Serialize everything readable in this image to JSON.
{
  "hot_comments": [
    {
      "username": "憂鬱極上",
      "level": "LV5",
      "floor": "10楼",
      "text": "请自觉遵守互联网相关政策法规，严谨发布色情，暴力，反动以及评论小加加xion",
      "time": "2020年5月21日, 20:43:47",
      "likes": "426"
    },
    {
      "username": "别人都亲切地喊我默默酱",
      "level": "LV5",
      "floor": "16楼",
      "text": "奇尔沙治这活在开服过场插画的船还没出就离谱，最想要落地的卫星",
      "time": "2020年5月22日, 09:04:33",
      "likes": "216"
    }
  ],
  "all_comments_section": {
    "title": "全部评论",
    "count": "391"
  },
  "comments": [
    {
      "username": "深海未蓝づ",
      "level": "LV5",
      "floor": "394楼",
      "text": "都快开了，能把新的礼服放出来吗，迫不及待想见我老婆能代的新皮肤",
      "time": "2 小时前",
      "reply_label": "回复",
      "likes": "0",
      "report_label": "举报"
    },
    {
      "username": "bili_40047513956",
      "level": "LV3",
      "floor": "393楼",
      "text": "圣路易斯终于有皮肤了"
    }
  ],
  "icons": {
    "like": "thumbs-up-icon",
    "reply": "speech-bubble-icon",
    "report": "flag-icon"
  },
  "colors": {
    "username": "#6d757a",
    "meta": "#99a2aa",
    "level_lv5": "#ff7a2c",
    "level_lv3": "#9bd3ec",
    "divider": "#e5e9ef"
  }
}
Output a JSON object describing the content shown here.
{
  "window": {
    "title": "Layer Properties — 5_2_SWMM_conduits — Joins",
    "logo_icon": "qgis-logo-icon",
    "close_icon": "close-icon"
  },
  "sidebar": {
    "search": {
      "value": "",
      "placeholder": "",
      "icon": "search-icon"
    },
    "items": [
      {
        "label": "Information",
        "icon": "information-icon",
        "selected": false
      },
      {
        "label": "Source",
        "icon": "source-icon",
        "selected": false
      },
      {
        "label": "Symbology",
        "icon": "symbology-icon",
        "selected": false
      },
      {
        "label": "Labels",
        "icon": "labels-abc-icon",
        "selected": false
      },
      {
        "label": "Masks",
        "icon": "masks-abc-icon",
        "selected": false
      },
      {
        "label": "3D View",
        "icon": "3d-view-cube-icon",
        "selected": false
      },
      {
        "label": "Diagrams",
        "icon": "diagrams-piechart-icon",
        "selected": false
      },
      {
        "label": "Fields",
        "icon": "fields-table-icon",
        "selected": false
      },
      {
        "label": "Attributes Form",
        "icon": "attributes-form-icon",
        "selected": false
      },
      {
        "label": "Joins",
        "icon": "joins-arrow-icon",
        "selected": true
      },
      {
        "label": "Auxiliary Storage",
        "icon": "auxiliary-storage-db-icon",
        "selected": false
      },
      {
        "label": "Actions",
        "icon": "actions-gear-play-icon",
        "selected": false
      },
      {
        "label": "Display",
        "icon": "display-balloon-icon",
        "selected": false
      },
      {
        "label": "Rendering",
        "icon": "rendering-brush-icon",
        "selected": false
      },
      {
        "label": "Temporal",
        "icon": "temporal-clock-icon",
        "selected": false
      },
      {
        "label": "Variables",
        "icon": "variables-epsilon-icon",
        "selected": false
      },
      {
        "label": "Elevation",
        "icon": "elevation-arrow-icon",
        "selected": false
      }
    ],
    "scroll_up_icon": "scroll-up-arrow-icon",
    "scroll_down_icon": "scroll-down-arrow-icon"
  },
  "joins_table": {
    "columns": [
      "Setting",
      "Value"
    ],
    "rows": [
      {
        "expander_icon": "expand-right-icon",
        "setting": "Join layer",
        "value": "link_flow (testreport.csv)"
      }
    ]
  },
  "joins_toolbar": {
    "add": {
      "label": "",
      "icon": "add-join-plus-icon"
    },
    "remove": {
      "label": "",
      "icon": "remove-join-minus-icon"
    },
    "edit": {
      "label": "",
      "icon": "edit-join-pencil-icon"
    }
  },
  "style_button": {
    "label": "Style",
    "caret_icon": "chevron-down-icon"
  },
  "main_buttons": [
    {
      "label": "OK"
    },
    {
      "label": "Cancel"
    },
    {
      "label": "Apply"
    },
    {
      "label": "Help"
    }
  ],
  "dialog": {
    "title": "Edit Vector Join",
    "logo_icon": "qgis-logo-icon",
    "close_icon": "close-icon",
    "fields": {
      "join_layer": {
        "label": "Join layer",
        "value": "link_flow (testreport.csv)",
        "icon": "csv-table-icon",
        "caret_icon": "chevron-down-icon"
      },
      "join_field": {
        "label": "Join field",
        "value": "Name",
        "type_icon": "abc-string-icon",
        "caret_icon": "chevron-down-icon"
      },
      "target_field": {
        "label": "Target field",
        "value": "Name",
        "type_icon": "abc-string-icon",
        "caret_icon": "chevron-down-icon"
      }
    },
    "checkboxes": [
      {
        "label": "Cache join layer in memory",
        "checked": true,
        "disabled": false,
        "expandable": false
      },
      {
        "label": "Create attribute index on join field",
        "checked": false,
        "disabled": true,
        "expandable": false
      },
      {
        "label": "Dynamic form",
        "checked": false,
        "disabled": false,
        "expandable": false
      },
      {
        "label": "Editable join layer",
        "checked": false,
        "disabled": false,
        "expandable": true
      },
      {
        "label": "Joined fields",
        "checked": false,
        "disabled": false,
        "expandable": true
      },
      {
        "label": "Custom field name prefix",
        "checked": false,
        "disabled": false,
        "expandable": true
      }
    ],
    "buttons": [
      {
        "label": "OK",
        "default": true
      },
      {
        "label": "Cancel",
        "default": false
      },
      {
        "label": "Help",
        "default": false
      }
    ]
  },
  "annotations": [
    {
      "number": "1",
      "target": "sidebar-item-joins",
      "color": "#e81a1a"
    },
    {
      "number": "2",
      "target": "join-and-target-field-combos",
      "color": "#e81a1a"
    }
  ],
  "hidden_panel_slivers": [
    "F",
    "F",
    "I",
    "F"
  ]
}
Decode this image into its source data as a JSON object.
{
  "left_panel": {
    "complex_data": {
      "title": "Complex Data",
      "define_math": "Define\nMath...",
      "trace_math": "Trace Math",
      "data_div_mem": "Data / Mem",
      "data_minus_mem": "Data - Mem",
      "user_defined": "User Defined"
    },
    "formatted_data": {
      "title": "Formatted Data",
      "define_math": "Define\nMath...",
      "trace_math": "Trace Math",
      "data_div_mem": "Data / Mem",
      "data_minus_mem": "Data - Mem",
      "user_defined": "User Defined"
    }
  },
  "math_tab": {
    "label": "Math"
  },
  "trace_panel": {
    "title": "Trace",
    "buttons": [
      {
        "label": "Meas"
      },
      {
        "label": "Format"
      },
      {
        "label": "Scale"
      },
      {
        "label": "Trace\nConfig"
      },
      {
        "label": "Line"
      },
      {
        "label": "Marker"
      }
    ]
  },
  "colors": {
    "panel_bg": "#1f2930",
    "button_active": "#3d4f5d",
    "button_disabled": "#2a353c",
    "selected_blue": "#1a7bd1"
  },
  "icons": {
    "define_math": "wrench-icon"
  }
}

• • • • • • •

Task goal. Pull out every line of the records above that contains the word "image".

Expected answer.
Serialize everything readable in this image to JSON.
Decode this image into its source data as a JSON object.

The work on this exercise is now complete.